From the entries below, extract every line that includes the word "JSON".

##### Listed records #####

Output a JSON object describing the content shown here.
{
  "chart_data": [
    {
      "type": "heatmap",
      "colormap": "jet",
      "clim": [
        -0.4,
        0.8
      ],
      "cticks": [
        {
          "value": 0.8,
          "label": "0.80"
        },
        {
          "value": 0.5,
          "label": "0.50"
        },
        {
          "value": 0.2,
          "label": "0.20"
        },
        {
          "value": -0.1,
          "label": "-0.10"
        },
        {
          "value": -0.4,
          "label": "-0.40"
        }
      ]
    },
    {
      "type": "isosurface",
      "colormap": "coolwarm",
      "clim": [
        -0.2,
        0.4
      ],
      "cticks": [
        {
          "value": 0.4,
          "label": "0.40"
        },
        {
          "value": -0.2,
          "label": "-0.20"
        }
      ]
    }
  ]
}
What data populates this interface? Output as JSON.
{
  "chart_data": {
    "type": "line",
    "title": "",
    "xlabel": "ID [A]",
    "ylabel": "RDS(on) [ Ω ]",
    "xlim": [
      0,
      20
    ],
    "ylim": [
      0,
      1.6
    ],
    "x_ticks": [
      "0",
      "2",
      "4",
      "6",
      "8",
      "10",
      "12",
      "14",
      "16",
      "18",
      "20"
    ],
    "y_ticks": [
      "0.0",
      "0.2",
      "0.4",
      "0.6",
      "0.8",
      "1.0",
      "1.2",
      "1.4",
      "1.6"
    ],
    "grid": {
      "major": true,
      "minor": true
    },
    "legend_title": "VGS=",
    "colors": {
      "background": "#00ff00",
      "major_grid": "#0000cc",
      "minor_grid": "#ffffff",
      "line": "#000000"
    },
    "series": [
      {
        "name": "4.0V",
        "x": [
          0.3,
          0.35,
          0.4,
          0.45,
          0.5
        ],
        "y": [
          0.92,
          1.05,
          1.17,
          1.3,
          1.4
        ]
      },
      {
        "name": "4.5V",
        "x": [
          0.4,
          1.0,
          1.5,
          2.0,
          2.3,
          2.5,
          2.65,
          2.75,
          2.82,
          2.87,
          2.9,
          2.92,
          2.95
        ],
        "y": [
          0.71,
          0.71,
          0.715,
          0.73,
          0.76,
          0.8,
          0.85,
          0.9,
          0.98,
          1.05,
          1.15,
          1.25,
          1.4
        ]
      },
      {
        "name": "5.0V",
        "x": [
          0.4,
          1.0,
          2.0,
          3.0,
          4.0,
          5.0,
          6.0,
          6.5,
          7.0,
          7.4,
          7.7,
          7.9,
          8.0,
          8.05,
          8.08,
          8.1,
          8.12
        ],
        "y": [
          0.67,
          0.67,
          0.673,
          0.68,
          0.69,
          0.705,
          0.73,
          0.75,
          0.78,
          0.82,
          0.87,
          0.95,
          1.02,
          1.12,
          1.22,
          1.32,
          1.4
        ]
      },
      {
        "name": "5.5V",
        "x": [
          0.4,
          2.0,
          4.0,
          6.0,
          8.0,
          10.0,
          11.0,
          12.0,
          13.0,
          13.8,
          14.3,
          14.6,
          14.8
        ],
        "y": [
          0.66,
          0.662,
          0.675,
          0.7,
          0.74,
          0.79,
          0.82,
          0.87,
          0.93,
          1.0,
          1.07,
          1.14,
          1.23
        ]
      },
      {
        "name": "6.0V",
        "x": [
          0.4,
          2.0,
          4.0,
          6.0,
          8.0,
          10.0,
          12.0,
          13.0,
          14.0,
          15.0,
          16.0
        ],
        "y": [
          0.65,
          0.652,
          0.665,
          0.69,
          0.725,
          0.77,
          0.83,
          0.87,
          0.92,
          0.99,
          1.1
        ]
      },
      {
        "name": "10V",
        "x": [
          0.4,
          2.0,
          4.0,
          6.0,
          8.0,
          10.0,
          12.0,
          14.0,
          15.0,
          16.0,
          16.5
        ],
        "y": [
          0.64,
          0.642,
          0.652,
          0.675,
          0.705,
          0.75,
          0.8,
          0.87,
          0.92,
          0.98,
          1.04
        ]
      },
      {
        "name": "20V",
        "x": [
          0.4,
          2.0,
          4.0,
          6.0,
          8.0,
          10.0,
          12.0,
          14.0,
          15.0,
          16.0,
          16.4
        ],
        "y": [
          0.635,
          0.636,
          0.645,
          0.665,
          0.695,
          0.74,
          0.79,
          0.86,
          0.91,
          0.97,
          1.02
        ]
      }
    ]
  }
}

#####

**Result of this task**
Output a JSON object describing the content shown here.
What data populates this interface? Output as JSON.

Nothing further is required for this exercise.